§ **Required work**:
From the line containing "Decode this image" through the last line of the entries, output the text exactly. Pictures stay out.

§ **Dataset records**:
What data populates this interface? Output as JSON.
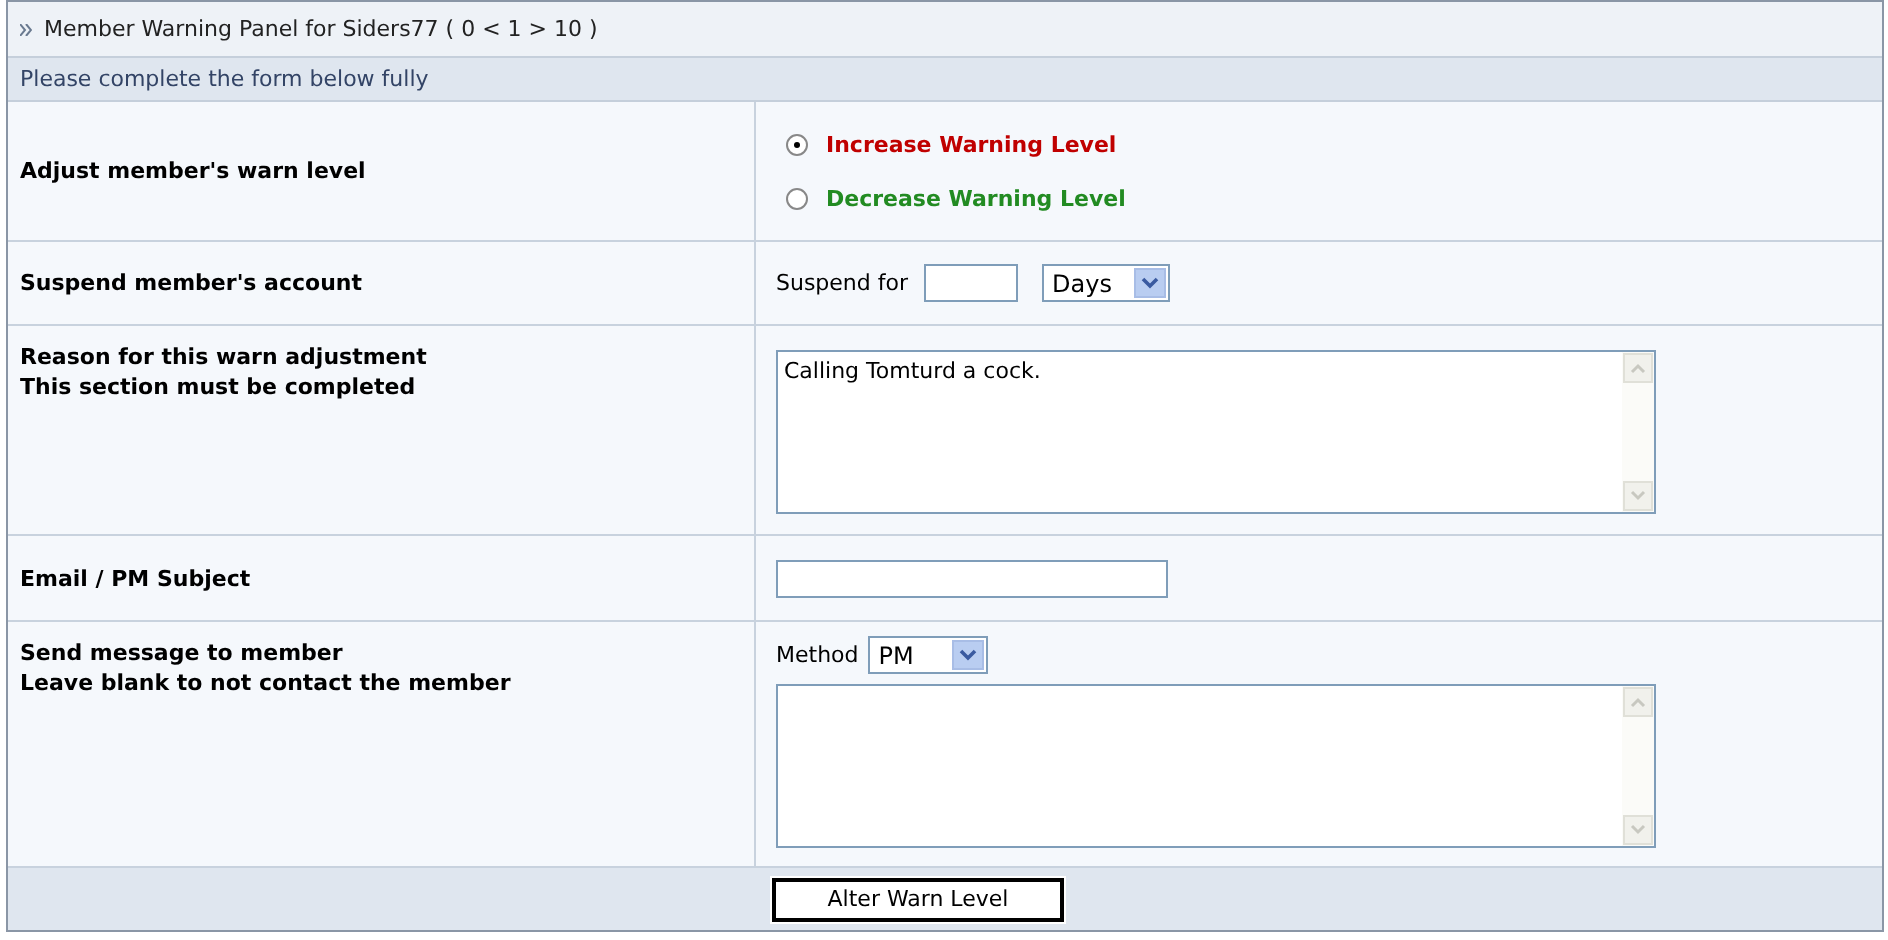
{
  "panel": {
    "title": "Member Warning Panel for Siders77 ( 0 < 1 > 10 )",
    "subtitle": "Please complete the form below fully"
  },
  "rows": [
    {
      "kind": "radios",
      "labels": [
        "Adjust member's warn level"
      ],
      "options": [
        {
          "label": "Increase Warning Level",
          "selected": true,
          "color": "#c00000"
        },
        {
          "label": "Decrease Warning Level",
          "selected": false,
          "color": "#228b22"
        }
      ]
    },
    {
      "kind": "suspend",
      "labels": [
        "Suspend member's account"
      ],
      "prefix": "Suspend for",
      "value": "",
      "unit": "Days"
    },
    {
      "kind": "textarea",
      "labels": [
        "Reason for this warn adjustment",
        "This section must be completed"
      ],
      "value": "Calling Tomturd a cock."
    },
    {
      "kind": "text",
      "labels": [
        "Email / PM Subject"
      ],
      "value": ""
    },
    {
      "kind": "message",
      "labels": [
        "Send message to member",
        "Leave blank to not contact the member"
      ],
      "method_label": "Method",
      "method": "PM",
      "value": ""
    }
  ],
  "submit": "Alter Warn Level"
}
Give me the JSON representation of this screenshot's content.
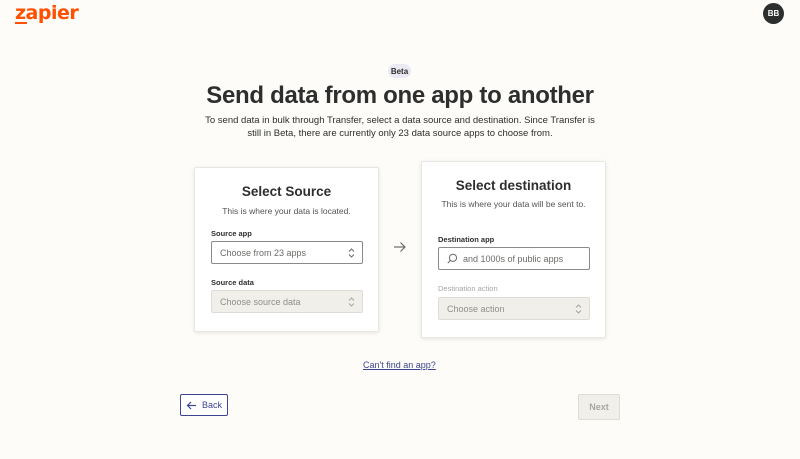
{
  "header": {
    "logo_text": "zapier",
    "brand_color": "#ff4f00",
    "avatar_initials": "BB"
  },
  "hero": {
    "badge": "Beta",
    "title": "Send data from one app to another",
    "subtitle": "To send data in bulk through Transfer, select a data source and destination. Since Transfer is still in Beta, there are currently only 23 data source apps to choose from."
  },
  "source": {
    "heading": "Select Source",
    "description": "This is where your data is located.",
    "app_label": "Source app",
    "app_placeholder": "Choose from 23 apps",
    "data_label": "Source data",
    "data_placeholder": "Choose source data"
  },
  "destination": {
    "heading": "Select destination",
    "description": "This is where your data will be sent to.",
    "app_label": "Destination app",
    "app_placeholder": "and 1000s of public apps",
    "action_label": "Destination action",
    "action_placeholder": "Choose action"
  },
  "links": {
    "cant_find": "Can't find an app?"
  },
  "nav": {
    "back_label": "Back",
    "next_label": "Next"
  },
  "colors": {
    "link": "#3d4592",
    "text": "#2d2e2e"
  }
}
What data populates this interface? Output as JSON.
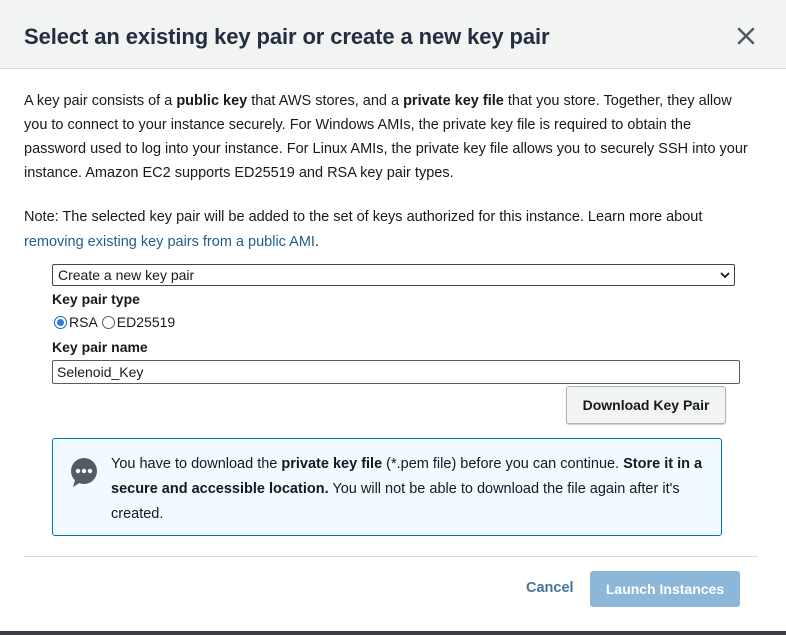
{
  "dialog": {
    "title": "Select an existing key pair or create a new key pair",
    "description": {
      "p1": "A key pair consists of a ",
      "b1": "public key",
      "p2": " that AWS stores, and a ",
      "b2": "private key file",
      "p3": " that you store. Together, they allow you to connect to your instance securely. For Windows AMIs, the private key file is required to obtain the password used to log into your instance. For Linux AMIs, the private key file allows you to securely SSH into your instance. Amazon EC2 supports ED25519 and RSA key pair types."
    },
    "note": {
      "text": "Note: The selected key pair will be added to the set of keys authorized for this instance. Learn more about ",
      "link": "removing existing key pairs from a public AMI",
      "end": "."
    },
    "key_pair_select": {
      "value": "Create a new key pair"
    },
    "key_pair_type": {
      "label": "Key pair type",
      "options": [
        {
          "label": "RSA",
          "selected": true
        },
        {
          "label": "ED25519",
          "selected": false
        }
      ]
    },
    "key_pair_name": {
      "label": "Key pair name",
      "value": "Selenoid_Key"
    },
    "download_button": "Download Key Pair",
    "info": {
      "t1": "You have to download the ",
      "b1": "private key file",
      "t2": " (*.pem file) before you can continue. ",
      "b2": "Store it in a secure and accessible location.",
      "t3": " You will not be able to download the file again after it's created."
    },
    "footer": {
      "cancel": "Cancel",
      "launch": "Launch Instances"
    }
  },
  "colors": {
    "link": "#1f5e8c",
    "info_border": "#0073bb",
    "info_bg": "#f1faff",
    "launch_disabled": "#8db7d8"
  }
}
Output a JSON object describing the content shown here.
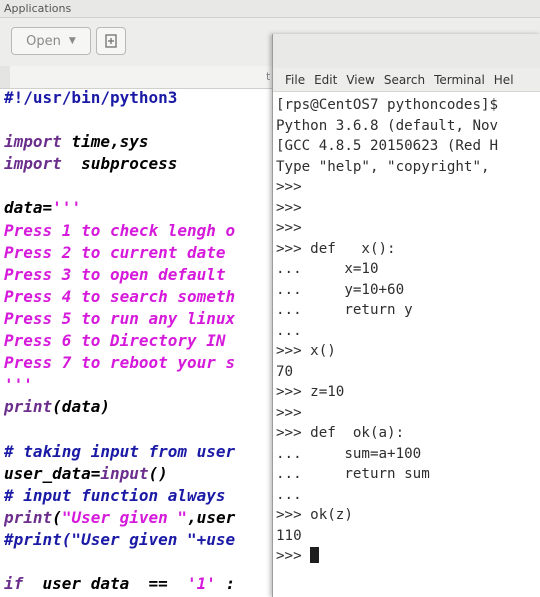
{
  "app_strip": {
    "label": "Applications"
  },
  "toolbar": {
    "open_label": "Open"
  },
  "tab": {
    "tail": "t"
  },
  "editor": {
    "lines": [
      {
        "parts": [
          {
            "t": "#!/usr/bin/python3",
            "c": "c-shebang"
          }
        ]
      },
      {
        "parts": []
      },
      {
        "parts": [
          {
            "t": "import",
            "c": "c-kw"
          },
          {
            "t": " time,sys",
            "c": ""
          }
        ]
      },
      {
        "parts": [
          {
            "t": "import",
            "c": "c-kw"
          },
          {
            "t": "  subprocess",
            "c": ""
          }
        ]
      },
      {
        "parts": []
      },
      {
        "parts": [
          {
            "t": "data=",
            "c": ""
          },
          {
            "t": "'''",
            "c": "c-str"
          }
        ]
      },
      {
        "parts": [
          {
            "t": "Press 1 to check lengh o",
            "c": "c-str"
          }
        ]
      },
      {
        "parts": [
          {
            "t": "Press 2 to current date",
            "c": "c-str"
          }
        ]
      },
      {
        "parts": [
          {
            "t": "Press 3 to open default",
            "c": "c-str"
          }
        ]
      },
      {
        "parts": [
          {
            "t": "Press 4 to search someth",
            "c": "c-str"
          }
        ]
      },
      {
        "parts": [
          {
            "t": "Press 5 to run any linux",
            "c": "c-str"
          }
        ]
      },
      {
        "parts": [
          {
            "t": "Press 6 to Directory IN",
            "c": "c-str"
          }
        ]
      },
      {
        "parts": [
          {
            "t": "Press 7 to reboot your s",
            "c": "c-str"
          }
        ]
      },
      {
        "parts": [
          {
            "t": "'''",
            "c": "c-str"
          }
        ]
      },
      {
        "parts": [
          {
            "t": "print",
            "c": "c-fn"
          },
          {
            "t": "(data)",
            "c": ""
          }
        ]
      },
      {
        "parts": []
      },
      {
        "parts": [
          {
            "t": "# taking input from user",
            "c": "c-comment"
          }
        ]
      },
      {
        "parts": [
          {
            "t": "user_data=",
            "c": ""
          },
          {
            "t": "input",
            "c": "c-fn"
          },
          {
            "t": "()",
            "c": ""
          }
        ]
      },
      {
        "parts": [
          {
            "t": "# input function always",
            "c": "c-comment"
          }
        ]
      },
      {
        "parts": [
          {
            "t": "print",
            "c": "c-fn"
          },
          {
            "t": "(",
            "c": ""
          },
          {
            "t": "\"User given \"",
            "c": "c-str"
          },
          {
            "t": ",user",
            "c": ""
          }
        ]
      },
      {
        "parts": [
          {
            "t": "#print(\"User given \"+use",
            "c": "c-comment"
          }
        ]
      },
      {
        "parts": []
      },
      {
        "parts": [
          {
            "t": "if",
            "c": "c-kw"
          },
          {
            "t": "  user data  ==  ",
            "c": ""
          },
          {
            "t": "'1'",
            "c": "c-str"
          },
          {
            "t": " :",
            "c": ""
          }
        ]
      }
    ]
  },
  "terminal": {
    "menu": [
      "File",
      "Edit",
      "View",
      "Search",
      "Terminal",
      "Hel"
    ],
    "lines": [
      "[rps@CentOS7 pythoncodes]$",
      "Python 3.6.8 (default, Nov",
      "[GCC 4.8.5 20150623 (Red H",
      "Type \"help\", \"copyright\",",
      ">>>",
      ">>>",
      ">>>",
      ">>> def   x():",
      "...     x=10",
      "...     y=10+60",
      "...     return y",
      "...",
      ">>> x()",
      "70",
      ">>> z=10",
      ">>>",
      ">>> def  ok(a):",
      "...     sum=a+100",
      "...     return sum",
      "...",
      ">>> ok(z)",
      "110",
      ">>> "
    ]
  }
}
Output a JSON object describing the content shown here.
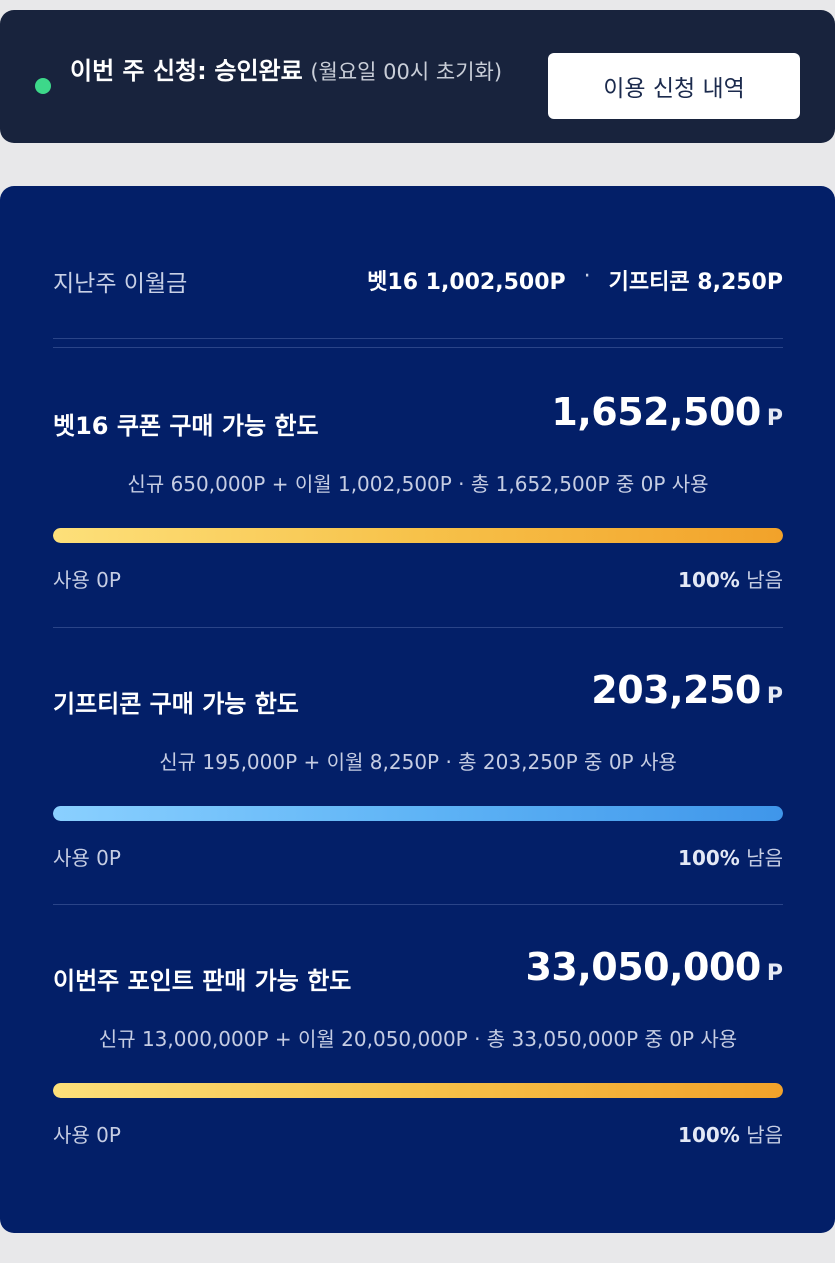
{
  "status": {
    "title_prefix": "이번 주 신청:",
    "title_value": "승인완료",
    "note": "(월요일 00시 초기화)",
    "history_button": "이용 신청 내역",
    "dot_color": "#3dd88a"
  },
  "carryover": {
    "label": "지난주 이월금",
    "bet_value": "벳16 1,002,500P",
    "separator": "·",
    "gift_value": "기프티콘 8,250P"
  },
  "sections": [
    {
      "title": "벳16 쿠폰 구매 가능 한도",
      "amount": "1,652,500",
      "unit": "P",
      "description": "신규 650,000P + 이월 1,002,500P · 총 1,652,500P 중 0P 사용",
      "used": "사용 0P",
      "remain_pct": "100%",
      "remain_label": "남음",
      "bar_level": 1.0,
      "bar_color": "gold"
    },
    {
      "title": "기프티콘 구매 가능 한도",
      "amount": "203,250",
      "unit": "P",
      "description": "신규 195,000P + 이월 8,250P · 총 203,250P 중 0P 사용",
      "used": "사용 0P",
      "remain_pct": "100%",
      "remain_label": "남음",
      "bar_level": 1.0,
      "bar_color": "blue"
    },
    {
      "title": "이번주 포인트 판매 가능 한도",
      "amount": "33,050,000",
      "unit": "P",
      "description": "신규 13,000,000P + 이월 20,050,000P · 총 33,050,000P 중 0P 사용",
      "used": "사용 0P",
      "remain_pct": "100%",
      "remain_label": "남음",
      "bar_level": 1.0,
      "bar_color": "gold"
    }
  ]
}
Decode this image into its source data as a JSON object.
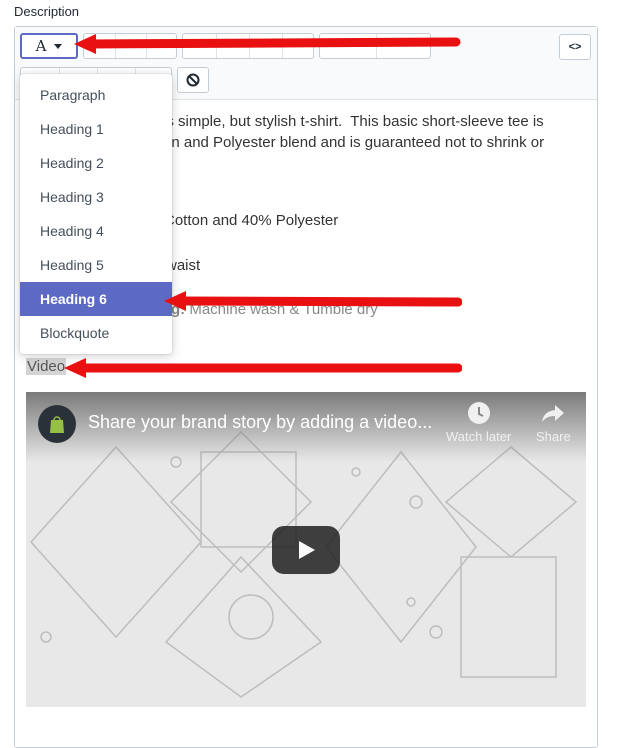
{
  "field": {
    "label": "Description"
  },
  "toolbar": {
    "font_glyph": "A",
    "code_label": "<>"
  },
  "format_menu": {
    "items": [
      {
        "label": "Paragraph"
      },
      {
        "label": "Heading 1"
      },
      {
        "label": "Heading 2"
      },
      {
        "label": "Heading 3"
      },
      {
        "label": "Heading 4"
      },
      {
        "label": "Heading 5"
      },
      {
        "label": "Heading 6",
        "selected": true
      },
      {
        "label": "Blockquote"
      }
    ]
  },
  "content": {
    "line1": "is simple, but stylish t-shirt.  This basic short-sleeve tee is",
    "line2": "on and Polyester blend and is guaranteed not to shrink or",
    "line3": "Cotton and 40% Polyester",
    "line4": "waist",
    "line5_bold": "g:",
    "line5_text": " Machine wash & Tumble dry",
    "video_word": "Video"
  },
  "video": {
    "title": "Share your brand story by adding a video...",
    "watch_later": "Watch later",
    "share": "Share"
  },
  "colors": {
    "accent": "#5c6ac4",
    "arrow": "#e81010"
  }
}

§ **Result**:
Decode this image into its source data as a JSON object.
{
  "field": {
    "label": "Description"
  },
  "toolbar": {
    "font_glyph": "A",
    "code_label": "<>"
  },
  "format_menu": {
    "items": [
      {
        "label": "Paragraph"
      },
      {
        "label": "Heading 1"
      },
      {
        "label": "Heading 2"
      },
      {
        "label": "Heading 3"
      },
      {
        "label": "Heading 4"
      },
      {
        "label": "Heading 5"
      },
      {
        "label": "Heading 6",
        "selected": true
      },
      {
        "label": "Blockquote"
      }
    ]
  },
  "content": {
    "line1": "is simple, but stylish t-shirt.  This basic short-sleeve tee is",
    "line2": "on and Polyester blend and is guaranteed not to shrink or",
    "line3": "Cotton and 40% Polyester",
    "line4": "waist",
    "line5_bold": "g:",
    "line5_text": " Machine wash & Tumble dry",
    "video_word": "Video"
  },
  "video": {
    "title": "Share your brand story by adding a video...",
    "watch_later": "Watch later",
    "share": "Share"
  },
  "colors": {
    "accent": "#5c6ac4",
    "arrow": "#e81010"
  }
}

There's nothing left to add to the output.